## TO BE DONE:
Take each line containing "Bœuf" and report it exactly as written.

## EXERCISE INPUTS:
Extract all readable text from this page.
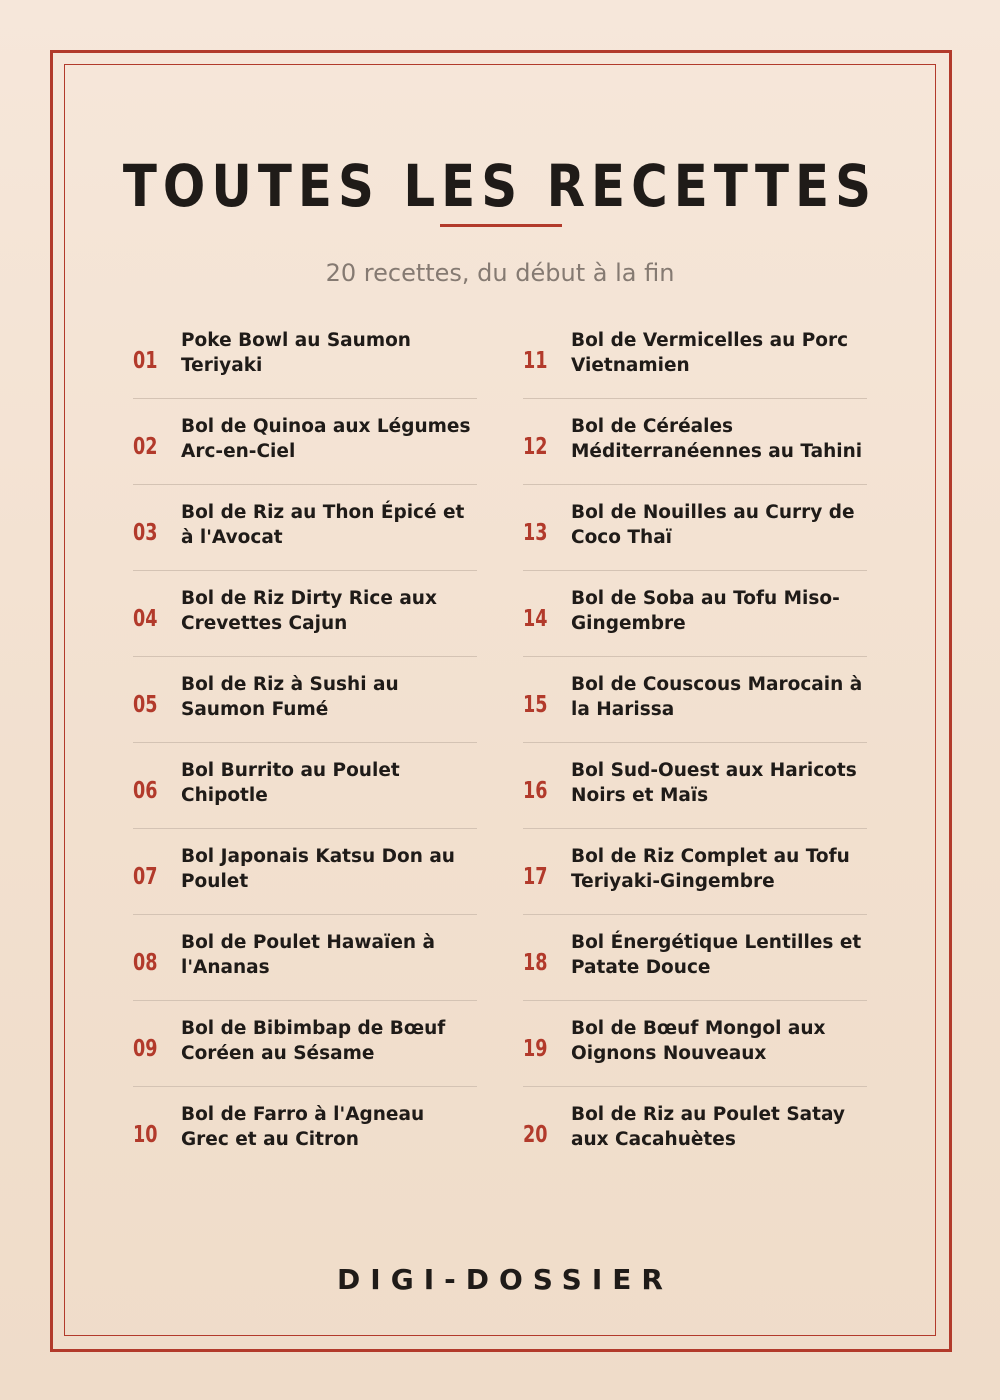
TOUTES LES RECETTES
20 recettes, du début à la fin
01
Poke Bowl au Saumon Teriyaki
02
Bol de Quinoa aux Légumes Arc-en-Ciel
03
Bol de Riz au Thon Épicé et à l'Avocat
04
Bol de Riz Dirty Rice aux Crevettes Cajun
05
Bol de Riz à Sushi au Saumon Fumé
06
Bol Burrito au Poulet Chipotle
07
Bol Japonais Katsu Don au Poulet
08
Bol de Poulet Hawaïen à l'Ananas
09
Bol de Bibimbap de Bœuf Coréen au Sésame
10
Bol de Farro à l'Agneau Grec et au Citron
11
Bol de Vermicelles au Porc Vietnamien
12
Bol de Céréales Méditerranéennes au Tahini
13
Bol de Nouilles au Curry de Coco Thaï
14
Bol de Soba au Tofu Miso-Gingembre
15
Bol de Couscous Marocain à la Harissa
16
Bol Sud-Ouest aux Haricots Noirs et Maïs
17
Bol de Riz Complet au Tofu Teriyaki-Gingembre
18
Bol Énergétique Lentilles et Patate Douce
19
Bol de Bœuf Mongol aux Oignons Nouveaux
20
Bol de Riz au Poulet Satay aux Cacahuètes
DIGI-DOSSIER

## SOLUTION BELOW:
Bol de Bibimbap de Bœuf Coréen au Sésame
Bol de Bœuf Mongol aux Oignons Nouveaux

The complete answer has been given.